__REQUIREMENT__:
Copy out each line featuring the string "корпуса" from the entries beneath.

__PROVIDED RECORDS__:
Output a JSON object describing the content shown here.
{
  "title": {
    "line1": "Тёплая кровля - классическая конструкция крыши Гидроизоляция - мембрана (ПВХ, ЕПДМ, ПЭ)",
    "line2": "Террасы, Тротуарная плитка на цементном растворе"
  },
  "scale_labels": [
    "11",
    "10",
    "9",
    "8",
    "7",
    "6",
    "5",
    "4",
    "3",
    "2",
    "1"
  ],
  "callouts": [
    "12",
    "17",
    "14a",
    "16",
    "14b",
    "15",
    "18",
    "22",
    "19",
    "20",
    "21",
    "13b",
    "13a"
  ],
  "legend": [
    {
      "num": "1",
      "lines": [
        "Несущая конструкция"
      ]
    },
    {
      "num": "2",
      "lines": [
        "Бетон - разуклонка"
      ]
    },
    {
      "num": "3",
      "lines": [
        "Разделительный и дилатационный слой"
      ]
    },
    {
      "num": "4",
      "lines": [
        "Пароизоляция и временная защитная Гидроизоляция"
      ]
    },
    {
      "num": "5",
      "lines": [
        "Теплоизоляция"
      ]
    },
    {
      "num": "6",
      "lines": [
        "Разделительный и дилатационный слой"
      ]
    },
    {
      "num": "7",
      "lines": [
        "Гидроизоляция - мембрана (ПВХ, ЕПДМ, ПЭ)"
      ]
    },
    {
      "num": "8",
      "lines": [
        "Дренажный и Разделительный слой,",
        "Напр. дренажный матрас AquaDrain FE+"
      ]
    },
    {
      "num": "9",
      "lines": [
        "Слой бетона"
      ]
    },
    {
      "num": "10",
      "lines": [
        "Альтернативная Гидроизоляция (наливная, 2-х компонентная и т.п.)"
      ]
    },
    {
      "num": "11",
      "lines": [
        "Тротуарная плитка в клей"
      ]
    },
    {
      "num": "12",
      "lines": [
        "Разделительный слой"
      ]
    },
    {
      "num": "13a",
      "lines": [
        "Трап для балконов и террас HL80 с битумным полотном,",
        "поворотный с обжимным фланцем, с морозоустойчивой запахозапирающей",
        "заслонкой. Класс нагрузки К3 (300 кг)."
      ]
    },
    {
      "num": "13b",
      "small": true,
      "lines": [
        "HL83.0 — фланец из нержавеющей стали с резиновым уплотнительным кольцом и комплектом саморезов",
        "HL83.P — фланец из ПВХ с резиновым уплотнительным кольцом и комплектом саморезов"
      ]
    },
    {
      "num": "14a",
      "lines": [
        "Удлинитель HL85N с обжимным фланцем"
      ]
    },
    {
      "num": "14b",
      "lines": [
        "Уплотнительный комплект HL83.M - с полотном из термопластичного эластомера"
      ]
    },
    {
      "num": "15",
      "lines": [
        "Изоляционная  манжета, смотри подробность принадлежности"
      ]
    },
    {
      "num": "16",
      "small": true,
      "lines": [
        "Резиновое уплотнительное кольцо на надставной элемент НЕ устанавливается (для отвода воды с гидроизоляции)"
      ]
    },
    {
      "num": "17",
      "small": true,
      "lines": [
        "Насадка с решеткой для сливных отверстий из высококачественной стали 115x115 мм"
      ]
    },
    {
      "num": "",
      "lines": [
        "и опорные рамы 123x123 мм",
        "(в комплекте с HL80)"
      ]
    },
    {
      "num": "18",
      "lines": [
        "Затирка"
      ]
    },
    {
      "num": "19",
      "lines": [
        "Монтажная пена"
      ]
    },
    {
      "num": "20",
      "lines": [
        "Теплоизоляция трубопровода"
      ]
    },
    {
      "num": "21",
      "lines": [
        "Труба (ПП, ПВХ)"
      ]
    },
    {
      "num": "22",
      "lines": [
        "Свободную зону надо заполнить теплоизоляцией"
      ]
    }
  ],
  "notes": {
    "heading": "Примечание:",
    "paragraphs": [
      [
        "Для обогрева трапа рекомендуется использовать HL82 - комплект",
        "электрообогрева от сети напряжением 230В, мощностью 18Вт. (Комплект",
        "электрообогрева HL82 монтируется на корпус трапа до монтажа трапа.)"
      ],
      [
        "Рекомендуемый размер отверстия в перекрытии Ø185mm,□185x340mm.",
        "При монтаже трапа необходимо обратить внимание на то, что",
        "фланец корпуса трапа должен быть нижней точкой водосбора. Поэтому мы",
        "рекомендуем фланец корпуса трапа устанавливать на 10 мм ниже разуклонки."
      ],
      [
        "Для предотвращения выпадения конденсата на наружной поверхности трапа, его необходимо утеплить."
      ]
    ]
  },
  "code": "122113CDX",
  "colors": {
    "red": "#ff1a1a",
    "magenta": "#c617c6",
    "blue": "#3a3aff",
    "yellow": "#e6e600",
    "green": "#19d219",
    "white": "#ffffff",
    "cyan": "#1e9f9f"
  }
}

__FULL RESPONSE__:
        "фланец корпуса трапа должен быть нижней точкой водосбора. Поэтому мы",
        "рекомендуем фланец корпуса трапа устанавливать на 10 мм ниже разуклонки."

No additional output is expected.